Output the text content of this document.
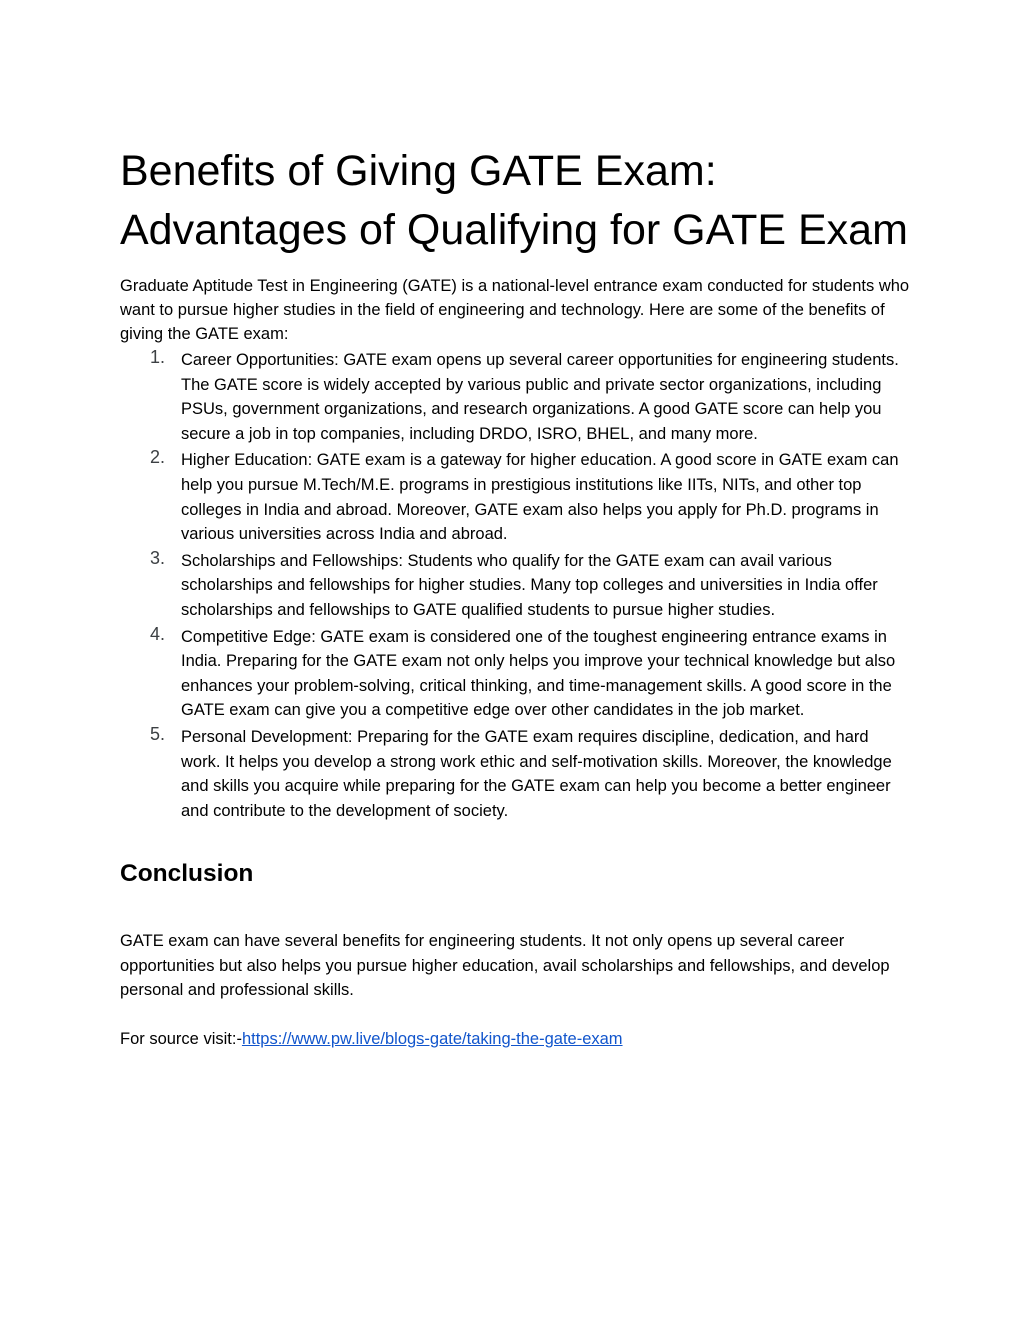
Benefits of Giving GATE Exam: Advantages of Qualifying for GATE Exam

Graduate Aptitude Test in Engineering (GATE) is a national-level entrance exam conducted for students who want to pursue higher studies in the field of engineering and technology. Here are some of the benefits of giving the GATE exam:

1. Career Opportunities: GATE exam opens up several career opportunities for engineering students. The GATE score is widely accepted by various public and private sector organizations, including PSUs, government organizations, and research organizations. A good GATE score can help you secure a job in top companies, including DRDO, ISRO, BHEL, and many more.
2. Higher Education: GATE exam is a gateway for higher education. A good score in GATE exam can help you pursue M.Tech/M.E. programs in prestigious institutions like IITs, NITs, and other top colleges in India and abroad. Moreover, GATE exam also helps you apply for Ph.D. programs in various universities across India and abroad.
3. Scholarships and Fellowships: Students who qualify for the GATE exam can avail various scholarships and fellowships for higher studies. Many top colleges and universities in India offer scholarships and fellowships to GATE qualified students to pursue higher studies.
4. Competitive Edge: GATE exam is considered one of the toughest engineering entrance exams in India. Preparing for the GATE exam not only helps you improve your technical knowledge but also enhances your problem-solving, critical thinking, and time-management skills. A good score in the GATE exam can give you a competitive edge over other candidates in the job market.
5. Personal Development: Preparing for the GATE exam requires discipline, dedication, and hard work. It helps you develop a strong work ethic and self-motivation skills. Moreover, the knowledge and skills you acquire while preparing for the GATE exam can help you become a better engineer and contribute to the development of society.
Conclusion

GATE exam can have several benefits for engineering students. It not only opens up several career opportunities but also helps you pursue higher education, avail scholarships and fellowships, and develop personal and professional skills.

For source visit:-https://www.pw.live/blogs-gate/taking-the-gate-exam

Exercise goal:
From the records above, copy every line that holds the word "opens".

The completed task:
1. Career Opportunities: GATE exam opens up several career opportunities for engineering students. The GATE score is widely accepted by various public and private sector organizations, including PSUs, government organizations, and research organizations. A good GATE score can help you secure a job in top companies, including DRDO, ISRO, BHEL, and many more.
GATE exam can have several benefits for engineering students. It not only opens up several career opportunities but also helps you pursue higher education, avail scholarships and fellowships, and develop personal and professional skills.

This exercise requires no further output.